>>>
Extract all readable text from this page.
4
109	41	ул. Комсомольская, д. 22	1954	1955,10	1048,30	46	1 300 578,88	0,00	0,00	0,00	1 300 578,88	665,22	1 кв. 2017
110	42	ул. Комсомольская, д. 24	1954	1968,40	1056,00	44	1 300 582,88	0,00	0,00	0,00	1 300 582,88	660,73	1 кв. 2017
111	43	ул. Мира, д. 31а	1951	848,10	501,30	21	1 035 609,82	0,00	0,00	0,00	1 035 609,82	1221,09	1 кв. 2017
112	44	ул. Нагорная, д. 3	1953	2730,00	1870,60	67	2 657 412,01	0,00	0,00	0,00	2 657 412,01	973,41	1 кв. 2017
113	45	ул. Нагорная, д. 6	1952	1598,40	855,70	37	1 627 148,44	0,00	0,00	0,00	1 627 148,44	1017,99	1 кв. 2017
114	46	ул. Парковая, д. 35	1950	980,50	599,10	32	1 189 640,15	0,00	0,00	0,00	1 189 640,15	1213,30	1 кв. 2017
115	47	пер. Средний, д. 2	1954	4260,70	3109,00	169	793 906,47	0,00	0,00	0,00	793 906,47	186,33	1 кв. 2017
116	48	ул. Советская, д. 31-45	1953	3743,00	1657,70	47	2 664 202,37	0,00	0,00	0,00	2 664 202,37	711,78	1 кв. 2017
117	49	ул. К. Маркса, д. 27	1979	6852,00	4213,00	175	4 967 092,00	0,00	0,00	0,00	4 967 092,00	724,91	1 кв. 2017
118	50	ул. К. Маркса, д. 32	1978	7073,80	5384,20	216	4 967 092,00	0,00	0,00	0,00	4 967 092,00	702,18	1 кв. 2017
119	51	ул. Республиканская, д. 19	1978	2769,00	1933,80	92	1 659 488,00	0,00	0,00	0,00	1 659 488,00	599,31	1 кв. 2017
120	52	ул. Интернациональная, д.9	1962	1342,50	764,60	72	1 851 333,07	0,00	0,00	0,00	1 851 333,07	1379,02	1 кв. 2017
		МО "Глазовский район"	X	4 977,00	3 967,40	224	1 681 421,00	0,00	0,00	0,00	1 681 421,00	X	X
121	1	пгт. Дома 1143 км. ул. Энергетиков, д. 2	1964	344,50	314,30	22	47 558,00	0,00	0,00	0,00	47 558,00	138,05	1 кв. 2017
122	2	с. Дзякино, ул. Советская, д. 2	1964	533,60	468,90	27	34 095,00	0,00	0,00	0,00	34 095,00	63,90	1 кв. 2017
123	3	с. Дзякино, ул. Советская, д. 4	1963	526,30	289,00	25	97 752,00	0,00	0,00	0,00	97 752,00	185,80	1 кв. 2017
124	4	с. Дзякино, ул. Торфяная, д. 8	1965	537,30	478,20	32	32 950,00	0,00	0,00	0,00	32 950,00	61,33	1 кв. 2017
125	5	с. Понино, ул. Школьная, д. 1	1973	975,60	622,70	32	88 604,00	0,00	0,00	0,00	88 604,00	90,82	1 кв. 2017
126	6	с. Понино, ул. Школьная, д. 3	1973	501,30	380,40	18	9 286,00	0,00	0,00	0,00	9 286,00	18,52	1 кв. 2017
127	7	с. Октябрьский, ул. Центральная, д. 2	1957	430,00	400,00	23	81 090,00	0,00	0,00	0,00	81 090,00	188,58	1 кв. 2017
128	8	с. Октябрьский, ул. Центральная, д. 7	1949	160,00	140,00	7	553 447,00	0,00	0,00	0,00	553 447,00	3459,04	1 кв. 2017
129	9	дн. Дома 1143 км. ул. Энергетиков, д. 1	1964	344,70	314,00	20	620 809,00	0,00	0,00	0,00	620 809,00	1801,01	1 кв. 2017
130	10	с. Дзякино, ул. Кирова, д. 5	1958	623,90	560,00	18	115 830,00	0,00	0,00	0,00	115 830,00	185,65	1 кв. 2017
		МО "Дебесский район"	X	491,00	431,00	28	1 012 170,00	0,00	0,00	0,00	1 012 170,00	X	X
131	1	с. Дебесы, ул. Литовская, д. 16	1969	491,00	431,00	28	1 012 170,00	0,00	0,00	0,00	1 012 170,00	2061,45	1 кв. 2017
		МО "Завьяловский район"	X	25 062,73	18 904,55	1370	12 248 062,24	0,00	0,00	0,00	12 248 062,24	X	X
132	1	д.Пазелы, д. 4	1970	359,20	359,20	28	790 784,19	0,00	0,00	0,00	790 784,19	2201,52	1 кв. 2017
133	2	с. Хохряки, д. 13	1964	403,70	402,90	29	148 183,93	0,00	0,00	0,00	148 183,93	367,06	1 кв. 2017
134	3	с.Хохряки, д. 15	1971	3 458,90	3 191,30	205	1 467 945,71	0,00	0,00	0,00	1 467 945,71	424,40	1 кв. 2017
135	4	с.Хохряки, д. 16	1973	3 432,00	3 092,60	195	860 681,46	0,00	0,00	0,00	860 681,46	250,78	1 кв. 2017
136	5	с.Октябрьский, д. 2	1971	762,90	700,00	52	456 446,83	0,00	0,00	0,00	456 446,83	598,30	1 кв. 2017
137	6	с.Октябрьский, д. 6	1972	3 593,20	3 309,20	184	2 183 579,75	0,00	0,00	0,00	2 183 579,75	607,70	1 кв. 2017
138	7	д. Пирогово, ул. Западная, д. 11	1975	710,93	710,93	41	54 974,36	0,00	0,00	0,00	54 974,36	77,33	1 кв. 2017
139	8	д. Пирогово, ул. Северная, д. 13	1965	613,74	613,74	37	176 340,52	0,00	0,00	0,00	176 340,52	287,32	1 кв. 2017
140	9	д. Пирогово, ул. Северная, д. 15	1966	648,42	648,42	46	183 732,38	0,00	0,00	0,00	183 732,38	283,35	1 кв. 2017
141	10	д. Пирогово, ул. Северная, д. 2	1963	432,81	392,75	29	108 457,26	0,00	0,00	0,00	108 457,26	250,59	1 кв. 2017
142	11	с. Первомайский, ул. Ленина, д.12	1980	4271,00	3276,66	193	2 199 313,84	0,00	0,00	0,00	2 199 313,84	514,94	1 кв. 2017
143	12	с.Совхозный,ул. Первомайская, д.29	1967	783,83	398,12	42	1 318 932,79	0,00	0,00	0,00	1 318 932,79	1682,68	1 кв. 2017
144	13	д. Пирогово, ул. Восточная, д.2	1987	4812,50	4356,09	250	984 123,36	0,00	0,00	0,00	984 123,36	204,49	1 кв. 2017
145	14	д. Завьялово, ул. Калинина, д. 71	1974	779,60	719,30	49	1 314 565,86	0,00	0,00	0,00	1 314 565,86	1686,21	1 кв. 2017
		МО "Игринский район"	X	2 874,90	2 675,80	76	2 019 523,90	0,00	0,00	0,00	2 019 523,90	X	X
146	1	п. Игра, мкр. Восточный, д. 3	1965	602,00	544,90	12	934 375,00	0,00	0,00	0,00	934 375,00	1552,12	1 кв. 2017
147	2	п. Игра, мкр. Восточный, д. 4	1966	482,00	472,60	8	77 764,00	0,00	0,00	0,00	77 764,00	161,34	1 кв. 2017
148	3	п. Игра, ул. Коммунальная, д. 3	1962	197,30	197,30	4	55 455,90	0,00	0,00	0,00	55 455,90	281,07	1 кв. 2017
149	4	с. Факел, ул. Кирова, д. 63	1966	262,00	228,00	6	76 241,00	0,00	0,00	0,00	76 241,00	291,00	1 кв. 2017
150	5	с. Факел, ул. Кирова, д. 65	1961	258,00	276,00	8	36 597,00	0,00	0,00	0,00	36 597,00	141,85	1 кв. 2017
<<<
EXERCISE DESCRIPTION: Pull out every line holding "Понино" from the records above, and copy it.

OUTPUT BELOW:
125	5	с. Понино, ул. Школьная, д. 1	1973	975,60	622,70	32	88 604,00	0,00	0,00	0,00	88 604,00	90,82	1 кв. 2017
126	6	с. Понино, ул. Школьная, д. 3	1973	501,30	380,40	18	9 286,00	0,00	0,00	0,00	9 286,00	18,52	1 кв. 2017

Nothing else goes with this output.